On Thu, Aug 27, 2020 at 05:43:11PM +0200, Vincent Guittot wrote:
> > The testing was a mixed bag of wins and losses but wins more than it
> > loses. Biggest loss was a 9.04% regression on nas-SP using openmp for
> > parallelisation on Zen1. Biggest win was around 8% gain running
> > specjbb2005 on Zen2 (with some major gains of up to 55% for some thread
> > counts). Most workloads were stable across multiple Intel and AMD
> > machines.
> >
> > There were some oddities in changes in NUMA scanning rate but that is
> > likely a side-effect because the locality over time for the same loads
> > did not look obviously worse. There was no negative result I could point
> > at that was not offset by a positive result elsewhere. Given it's not
> > a univeral win or loss, matching numa and lb balancing as closely as
> > possible is best so
> >
> > Reviewed-by: Mel Gorman <mgorman@...e.de>
> 
> Thanks.

Direction a:
In the entries, return unchanged the lines from the one containing "reference-lines [160, 68, 1179, 973]" through the one containing "footer-market-name: Upbit KRW", including both of those lines.

The data:
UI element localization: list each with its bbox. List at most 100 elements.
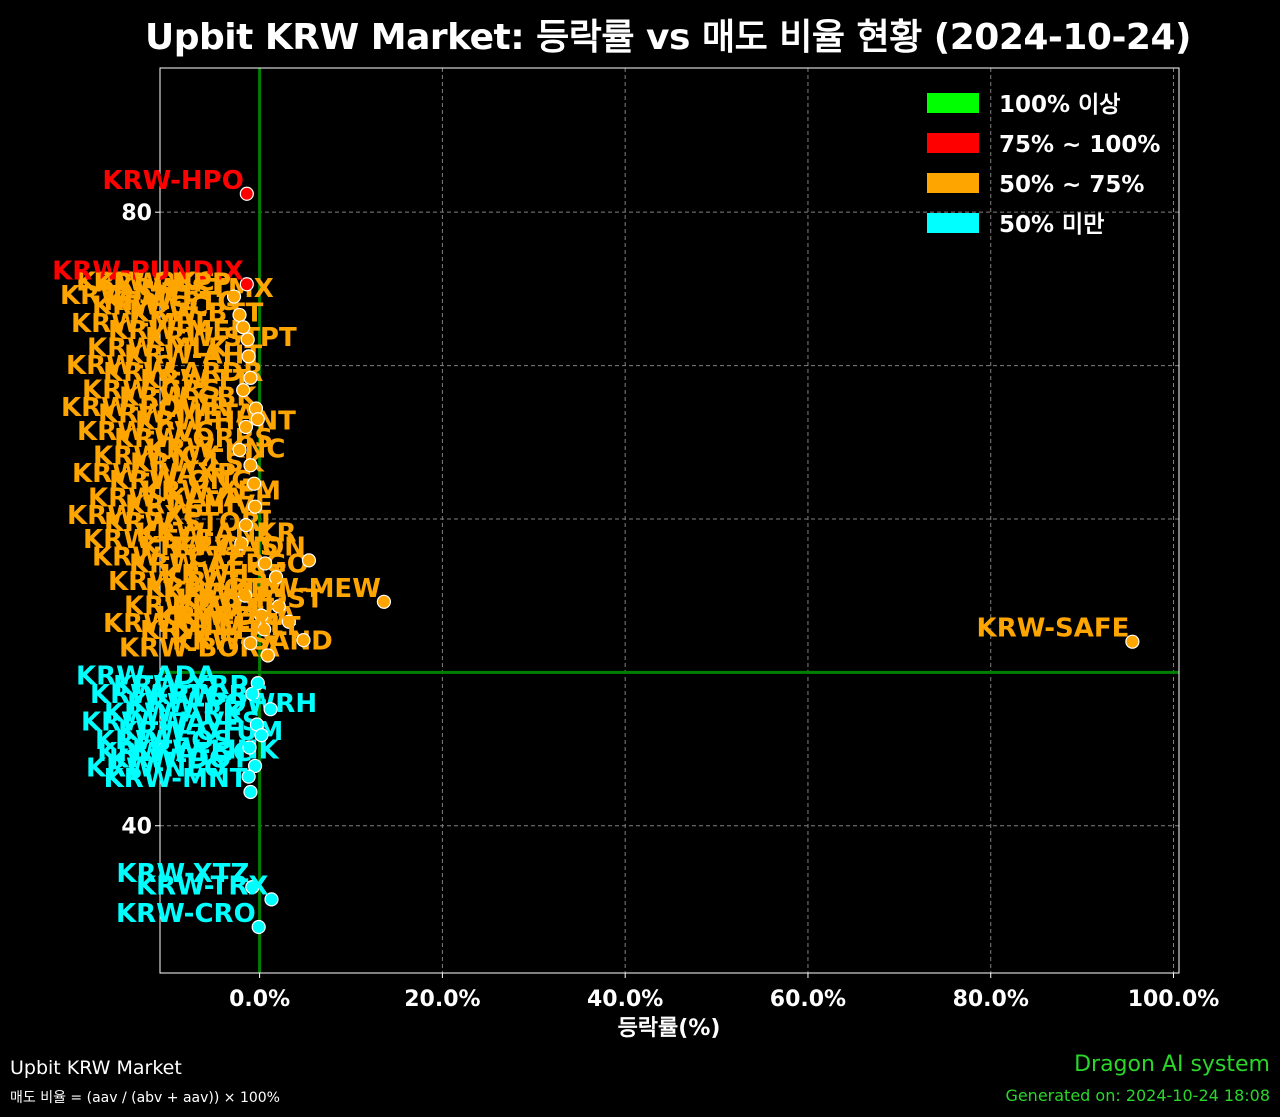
reference-lines [160, 68, 1179, 973]
data-point [301, 553, 317, 568]
data-point [236, 320, 251, 335]
overlap-point-label: KRW-IQ [66, 351, 176, 381]
overlap-point-label: KRW-FCT2 [92, 543, 243, 573]
data-point [271, 599, 286, 614]
overlap-point-label: KRW-DOT [109, 744, 249, 774]
x-tick-label: 40.0% [587, 987, 663, 1012]
footer-market-name: Upbit KRW Market [10, 1057, 182, 1079]
data-point [238, 518, 254, 533]
overlap-point-label: KRW-ANKR [136, 518, 297, 548]
overlap-point-label: KRW-WAVES [81, 708, 261, 738]
data-point [243, 370, 258, 385]
point-label: KRW-UPP [93, 269, 231, 299]
data-point [257, 622, 272, 637]
data-point [251, 919, 266, 935]
data-point [234, 536, 249, 551]
legend-label: 75% ~ 100% [999, 132, 1160, 158]
point-label: KRW-MEW [230, 574, 381, 604]
point-label: KRW-TRX [136, 871, 268, 901]
data-point [239, 277, 254, 292]
data-point [243, 636, 258, 651]
overlap-point-label: KRW-XRP [113, 671, 248, 701]
data-point [245, 686, 260, 701]
legend-label: 50% 미만 [999, 212, 1104, 238]
overlap-point-label: KRW-ICX [93, 442, 220, 472]
overlap-point-label: KRW-EOS [95, 726, 232, 756]
overlap-point-label: KRW-BTG [90, 680, 227, 710]
legend-label: 100% 이상 [999, 92, 1120, 118]
data-point [232, 442, 247, 458]
point-label: KRW-MNT [104, 764, 248, 794]
data-point [268, 570, 284, 585]
data-point [242, 740, 257, 755]
legend-swatch [927, 93, 979, 113]
overlap-point-label: KRW-TT [140, 365, 251, 395]
x-tick-label: 60.0% [770, 987, 846, 1012]
data-point [247, 758, 263, 774]
data-point [257, 556, 273, 571]
point-label: KRW-LE [163, 578, 276, 608]
data-point [247, 476, 262, 491]
data-point [1125, 634, 1140, 649]
legend-swatch [927, 173, 979, 193]
legend-label: 50% ~ 75% [999, 172, 1144, 198]
overlap-point-label: KRW-META [98, 400, 256, 430]
overlap-point-label: KRW-GLM [145, 574, 287, 604]
data-point [243, 458, 258, 473]
x-tick-label: 80.0% [953, 987, 1029, 1012]
point-label: KRW-TH [172, 594, 286, 624]
chart-title: Upbit KRW Market: 등락률 vs 매도 비율 현황 (2024-… [145, 17, 1191, 58]
overlap-point-label: KRW-POWRH [127, 689, 317, 719]
data-point [243, 784, 258, 800]
footer-formula: 매도 비율 = (aav / (abv + aav)) × 100% [10, 1090, 280, 1106]
point-labels: KRW-HPOKRW-PUNDIXKRW-SAFEKRW-MEWKRW-UPPK… [52, 166, 1129, 929]
data-point [254, 728, 269, 743]
data-point [239, 186, 254, 201]
y-tick-label: 80 [121, 201, 152, 226]
footer-generated-time: Generated on: 2024-10-24 18:08 [1005, 1086, 1270, 1105]
point-label: KRW-PUNDIX [52, 256, 244, 286]
overlap-point-label: KRW-ONG [109, 466, 253, 496]
overlap-point-label: KRW-GRS [82, 375, 221, 405]
data-point [241, 349, 256, 364]
legend: 100% 이상 75% ~ 100% 50% ~ 75% 50% 미만 [927, 92, 1160, 238]
overlap-point-label: KRW-ARDR [103, 358, 263, 388]
data-point [263, 702, 278, 717]
overlap-point-label: KRW-ELF [83, 525, 214, 555]
overlap-point-label: KRW-HUNT [135, 407, 296, 437]
data-point [254, 608, 269, 623]
overlap-point-label: KRW-STPT [145, 323, 297, 353]
data-point [237, 588, 253, 603]
data-point [264, 892, 279, 907]
overlapping-label-cluster: KRW-SNTKRW-STMXKRW-QKCKRW-BTTKRW-SCKRW-S… [60, 267, 333, 783]
overlap-point-label: KRW-NEO [86, 754, 226, 784]
data-point [281, 614, 296, 629]
overlap-point-label: KRW-MED [108, 316, 252, 346]
overlap-point-label: KRW-WAXP [72, 459, 236, 489]
point-label: KRW-ALT [172, 612, 301, 642]
footer-brand: Dragon AI system [1074, 1052, 1270, 1077]
point-label: KRW-SAFE [977, 614, 1130, 644]
overlap-point-label: KRW-AHT [124, 340, 262, 370]
overlap-point-label: KRW-KAVA [88, 483, 243, 513]
axis-ticks: 0.0% 20.0% 40.0% 60.0% 80.0% 100.0% 40 80 [121, 201, 1219, 1012]
data-point [260, 648, 275, 663]
data-point [240, 332, 255, 347]
overlap-point-label: KRW-KNC [146, 435, 285, 465]
legend-swatch [927, 213, 979, 233]
overlap-point-label: KRW-SXP [67, 501, 203, 531]
overlap-point-label: KRW-ARK [104, 698, 244, 728]
overlap-point-label: KRW-MLK [87, 334, 229, 364]
overlap-point-label: KRW-STEEM [103, 609, 279, 639]
overlap-point-label: KRW-SNT [60, 281, 197, 311]
x-tick-label: 20.0% [404, 987, 480, 1012]
data-point [245, 880, 260, 895]
point-label: KRW-ETC [103, 287, 236, 317]
plot-background [160, 68, 1179, 973]
overlap-point-label: KRW-POWR [61, 393, 229, 423]
overlap-point-label: KRW-QKC [76, 267, 215, 297]
y-tick-label: 40 [121, 815, 152, 840]
overlap-point-label: KRW-CVC [77, 417, 214, 447]
plot-frame [159, 67, 1180, 974]
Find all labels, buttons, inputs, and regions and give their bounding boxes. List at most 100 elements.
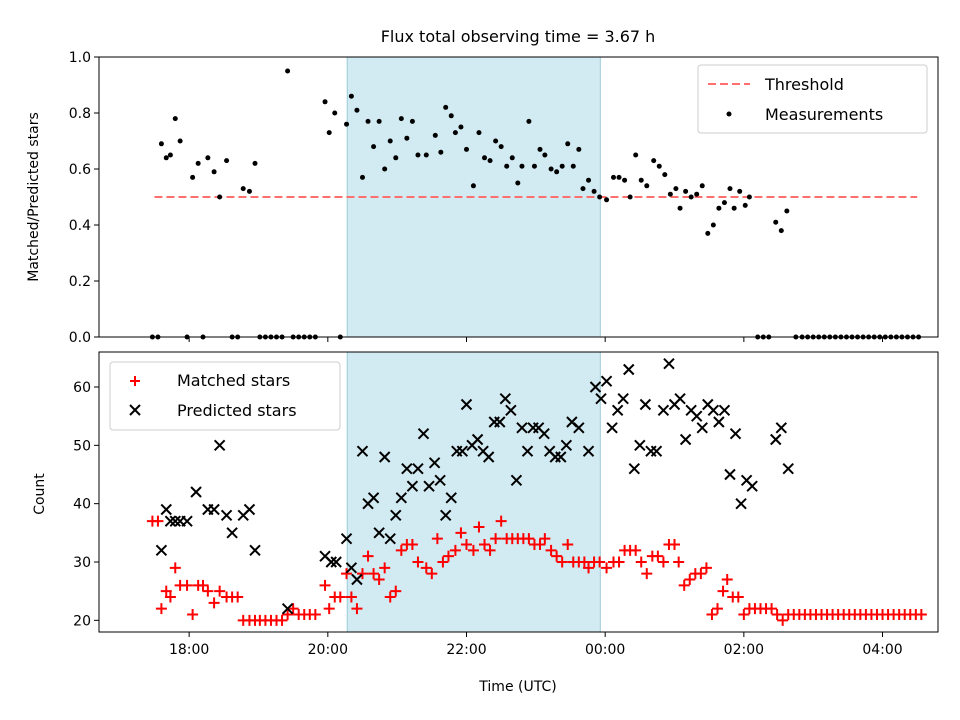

Direction b:
Answer these questions about the mailing-list message:
(i) What was the biggest loss reported in the testing?
(ii) Which benchmark on which machine produced the biggest win?
(iii) Whose name appears in the Reviewed-by line?

Worked answer a:
reference-lines [160, 68, 1179, 973]
data-point [301, 553, 317, 568]
data-point [236, 320, 251, 335]
overlap-point-label: KRW-IQ [66, 351, 176, 381]
overlap-point-label: KRW-FCT2 [92, 543, 243, 573]
data-point [271, 599, 286, 614]
overlap-point-label: KRW-DOT [109, 744, 249, 774]
x-tick-label: 40.0% [587, 987, 663, 1012]
footer-market-name: Upbit KRW Market [10, 1057, 182, 1079]

Worked answer b:
(i) A 9.04% regression on nas-SP using openmp for parallelisation on Zen1.
(ii) specjbb2005 on Zen2, with a gain of around 8%.
(iii) Mel Gorman.